### Data extract
━━━
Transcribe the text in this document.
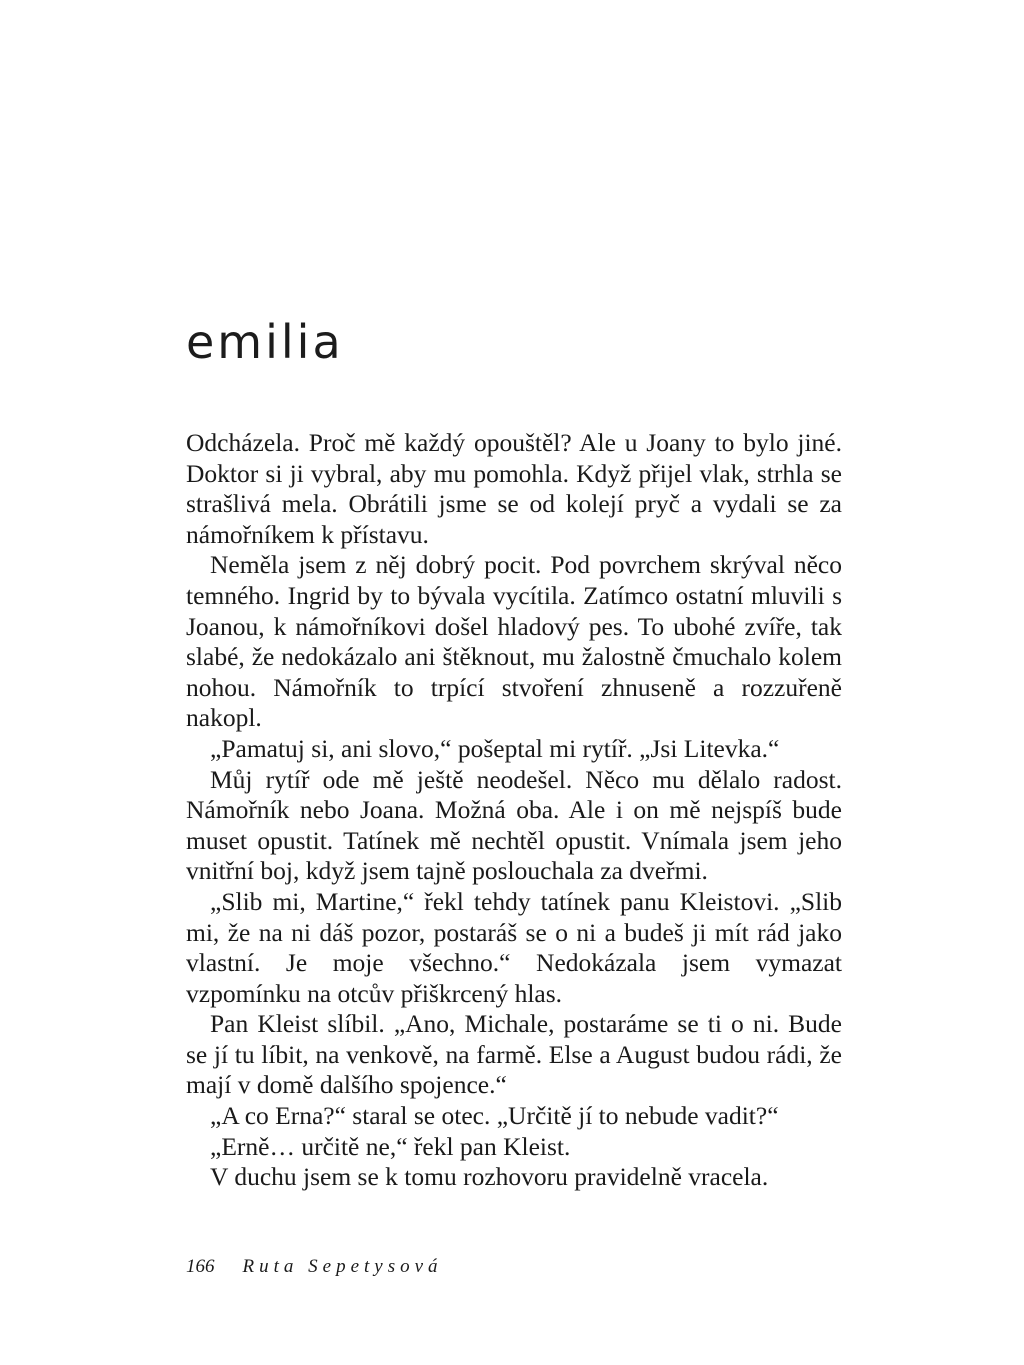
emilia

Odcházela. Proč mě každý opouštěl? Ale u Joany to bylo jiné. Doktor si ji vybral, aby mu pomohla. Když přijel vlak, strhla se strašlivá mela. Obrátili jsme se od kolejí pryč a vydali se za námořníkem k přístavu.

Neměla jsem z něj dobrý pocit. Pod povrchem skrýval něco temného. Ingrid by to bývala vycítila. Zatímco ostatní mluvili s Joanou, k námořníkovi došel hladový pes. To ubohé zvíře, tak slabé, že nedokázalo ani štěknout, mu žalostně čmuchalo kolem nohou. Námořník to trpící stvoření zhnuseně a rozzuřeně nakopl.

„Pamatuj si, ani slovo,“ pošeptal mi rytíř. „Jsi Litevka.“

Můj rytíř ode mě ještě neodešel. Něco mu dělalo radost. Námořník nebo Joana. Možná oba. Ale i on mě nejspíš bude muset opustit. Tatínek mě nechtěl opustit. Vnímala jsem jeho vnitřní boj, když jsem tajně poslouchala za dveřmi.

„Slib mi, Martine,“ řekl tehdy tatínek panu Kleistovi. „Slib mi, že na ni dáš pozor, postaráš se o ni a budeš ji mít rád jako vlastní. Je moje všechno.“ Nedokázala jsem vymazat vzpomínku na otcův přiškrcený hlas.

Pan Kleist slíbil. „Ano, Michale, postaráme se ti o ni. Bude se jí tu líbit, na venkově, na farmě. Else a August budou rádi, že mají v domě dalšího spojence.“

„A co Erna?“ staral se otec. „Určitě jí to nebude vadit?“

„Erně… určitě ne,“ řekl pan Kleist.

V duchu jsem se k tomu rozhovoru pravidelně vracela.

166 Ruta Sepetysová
━━━
### Directions for this task
Print all the records again exactly; do not include any picture.

### Exercise response
Transcribe the text in this document.
emilia

Odcházela. Proč mě každý opouštěl? Ale u Joany to bylo jiné. Doktor si ji vybral, aby mu pomohla. Když přijel vlak, strhla se strašlivá mela. Obrátili jsme se od kolejí pryč a vydali se za námořníkem k přístavu.

Neměla jsem z něj dobrý pocit. Pod povrchem skrýval něco temného. Ingrid by to bývala vycítila. Zatímco ostatní mluvili s Joanou, k námořníkovi došel hladový pes. To ubohé zvíře, tak slabé, že nedokázalo ani štěknout, mu žalostně čmuchalo kolem nohou. Námořník to trpící stvoření zhnuseně a rozzuřeně nakopl.

„Pamatuj si, ani slovo,“ pošeptal mi rytíř. „Jsi Litevka.“

Můj rytíř ode mě ještě neodešel. Něco mu dělalo radost. Námořník nebo Joana. Možná oba. Ale i on mě nejspíš bude muset opustit. Tatínek mě nechtěl opustit. Vnímala jsem jeho vnitřní boj, když jsem tajně poslouchala za dveřmi.

„Slib mi, Martine,“ řekl tehdy tatínek panu Kleistovi. „Slib mi, že na ni dáš pozor, postaráš se o ni a budeš ji mít rád jako vlastní. Je moje všechno.“ Nedokázala jsem vymazat vzpomínku na otcův přiškrcený hlas.

Pan Kleist slíbil. „Ano, Michale, postaráme se ti o ni. Bude se jí tu líbit, na venkově, na farmě. Else a August budou rádi, že mají v domě dalšího spojence.“

„A co Erna?“ staral se otec. „Určitě jí to nebude vadit?“

„Erně… určitě ne,“ řekl pan Kleist.

V duchu jsem se k tomu rozhovoru pravidelně vracela.

166 Ruta Sepetysová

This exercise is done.